Comment est née votre passion pour l’automobile ?
Petits garçon, je passais beaucoup de temps avec mon père. Quand j’avais à peine 6 ans, il m’a laissé prendre le volant, sur ses genoux bien sûr, de sa Renault Juva 4. Et je dirai que c’est à ce moment là que ma passion pour l’automobile est née et a grandi de jour en jour. Quand j’avais 15 ans, je me suis essayé au gymkhana, avec un tracteur. Une idée d’adolescent ! Bien évidemment, cela ne s’est pas passé comme prévu et j’ai eu un accident. Mais ce n’était pas cela qui allait m’empêcher de réaliser mon rêve. À 18 ans, dès que j’ai passé mon permis de conduire, j’ai travaillé comme chauffeur routier pour pouvoir économiser et m’acheter la fameuse Renault 8 Gordini avec laquelle j’ai participé à mon premier rallye.
Parlez-nous de vos débuts dans la compétition automobile ?
Avec ma Renaut 8 Gordini fraîchement sortie d’usine, ma première compétition a été sur le circuit de Miramas, pour une course régionale. Peu de temps après je découvrais le rallye d’Istres, duquel je garde un souvenir particulier. Il faut dire que j’étais amateur et c’était mon premier rallye. Le niveau était plutôt élevé avec des pilotes bien plus expérimentés, mais j’ai réussi à me classer premier du Groupe 2 et surtout troisième au classement général. Ce résultat n’a fait que faire croître mon envie de me dédier corps et âme à ma passion. Ensuite j’ai enchaîné les rallyes, j’ai participé à la Coupe de France en 1968 et en 1969, j’ai participé au rallye du Vaucluse en remplacement de Franck Alesi (ndlr. Père de Jean), qui était tombé malade. Mais je n’étais pas encore un pilote professionnel.
En 1970, vous avez été engagé par Opel. Parlez-nous de cette expérience.
En effet, j’ai pris le volant de l’Opel Kadett Rallye 1900, avec laquelle j’ai, notamment pris part aux rallyes de Monte-Carlo et du Mont-Blanc. C’était une très belle saison, je dois l’avouer. C’est à ce moment là que je suis passé de pilote amateur à professionnel. J’avais fini deuxième du championnat de France.
Votre collaboration avec Renault a démarré en 1973. Quels souvenirs avez-vous gardé de cette époque ?

────────────────

-- CONSIGNE --
Les affirmations (a), (b) et (c) sont-elles d'accord avec l'entretien ci-dessus ? Répondez oui ou non pour chacune, en citant mot pour mot le passage qui tranche.
(a) Le pilote a tenu un volant pour la première fois à 6 ans, sur les genoux de son père.
(b) Au rallye d'Istres, il s'est classé premier au classement général.
(c) Au volant de l'Opel, il a terminé deuxième du championnat de France.

Données des éléments et des zones:

────────────────

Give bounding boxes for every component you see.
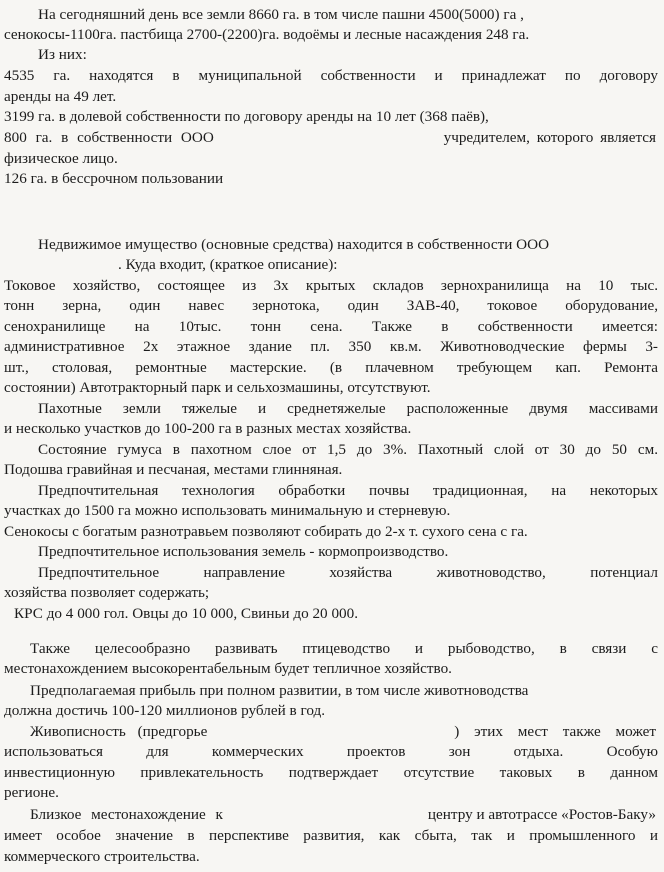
text-line: На сегодняшний день все земли 8660 га. в том числе пашни 4500(5000) га , bbox=[38, 6, 524, 23]
text-line: Также целесообразно развивать птицеводство и рыбоводство, в связи с bbox=[30, 640, 658, 657]
text-line: Токовое хозяйство, состоящее из 3х крытых складов зернохранилища на 10 тыс. bbox=[4, 277, 658, 294]
text-line: 4535 га. находятся в муниципальной собственности и принадлежат по договору bbox=[4, 67, 658, 84]
text-line: участках до 1500 га можно использовать минимальную и стерневую. bbox=[4, 502, 451, 519]
text-line: Предпочтительная технология обработки почвы традиционная, на некоторых bbox=[38, 482, 658, 499]
text-line: использоваться для коммерческих проектов зон отдыха. Особую bbox=[4, 743, 658, 760]
text-line: Предпочтительное использования земель - кормопроизводство. bbox=[38, 543, 449, 560]
section-heading: Из них: bbox=[38, 46, 87, 63]
text-line: 800 га. в собственности ООО учредителем, которого является bbox=[4, 129, 656, 146]
text-line: Живописность (предгорье ) этих мест также может bbox=[30, 723, 656, 740]
text-line: 126 га. в бессрочном пользовании bbox=[4, 170, 224, 187]
text-line: должна достичь 100-120 миллионов рублей в год. bbox=[4, 702, 326, 719]
text-line: шт., столовая, ремонтные мастерские. (в плачевном требующем кап. Ремонта bbox=[4, 359, 658, 376]
text-line: Подошва гравийная и песчаная, местами глинняная. bbox=[4, 461, 343, 478]
text-line: инвестиционную привлекательность подтверждает отсутствие таковых в данном bbox=[4, 764, 658, 781]
text-line: хозяйства позволяет содержать; bbox=[4, 584, 210, 601]
text-line: Сенокосы с богатым разнотравьем позволяют собирать до 2-х т. сухого сена с га. bbox=[4, 523, 528, 540]
text-line: Предпочтительное направление хозяйства животноводство, потенциал bbox=[38, 564, 658, 581]
text-line: сенохранилище на 10тыс. тонн сена. Также в собственности имеется: bbox=[4, 318, 658, 335]
text-line: сенокосы-1100га. пастбища 2700-(2200)га. водоёмы и лесные насаждения 248 га. bbox=[4, 26, 530, 43]
text-line: Недвижимое имущество (основные средства) находится в собственности ООО bbox=[38, 236, 550, 253]
text-line: местонахождением высокорентабельным будет тепличное хозяйство. bbox=[4, 660, 452, 677]
text-line: . Куда входит, (краткое описание): bbox=[118, 256, 338, 273]
text-line: Предполагаемая прибыль при полном развитии, в том числе животноводства bbox=[30, 682, 529, 699]
text-line: аренды на 49 лет. bbox=[4, 88, 117, 105]
text-line: КРС до 4 000 гол. Овцы до 10 000, Свиньи до 20 000. bbox=[14, 605, 359, 622]
text-line: имеет особое значение в перспективе развития, как сбыта, так и промышленного и bbox=[4, 827, 658, 844]
text-line: регионе. bbox=[4, 784, 59, 801]
text-line: состоянии) Автотракторный парк и сельхозмашины, отсутствуют. bbox=[4, 379, 431, 396]
text-line: тонн зерна, один навес зернотока, один ЗАВ-40, токовое оборудование, bbox=[4, 297, 658, 314]
text-line: Близкое местонахождение к центру и автотрассе «Ростов-Баку» bbox=[30, 806, 656, 823]
text-line: 3199 га. в долевой собственности по договору аренды на 10 лет (368 паёв), bbox=[4, 108, 489, 125]
text-line: физическое лицо. bbox=[4, 150, 118, 167]
text-line: Состояние гумуса в пахотном слое от 1,5 до 3%. Пахотный слой от 30 до 50 см. bbox=[38, 441, 658, 458]
text-line: и несколько участков до 100-200 га в разных местах хозяйства. bbox=[4, 420, 412, 437]
text-line: административное 2х этажное здание пл. 350 кв.м. Животноводческие фермы 3- bbox=[4, 338, 658, 355]
text-line: коммерческого строительства. bbox=[4, 848, 200, 865]
text-line: Пахотные земли тяжелые и среднетяжелые расположенные двумя массивами bbox=[38, 400, 658, 417]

────────────────

-- LA SOLUTION --
(a) Oui : « Quand j’avais à peine 6 ans, il m’a laissé prendre le volant, sur ses genoux bien sûr, de sa Renault Juva 4. »
(b) Non : « j’ai réussi à me classer premier du Groupe 2 et surtout troisième au classement général. »
(c) Oui : « J’avais fini deuxième du championnat de France. »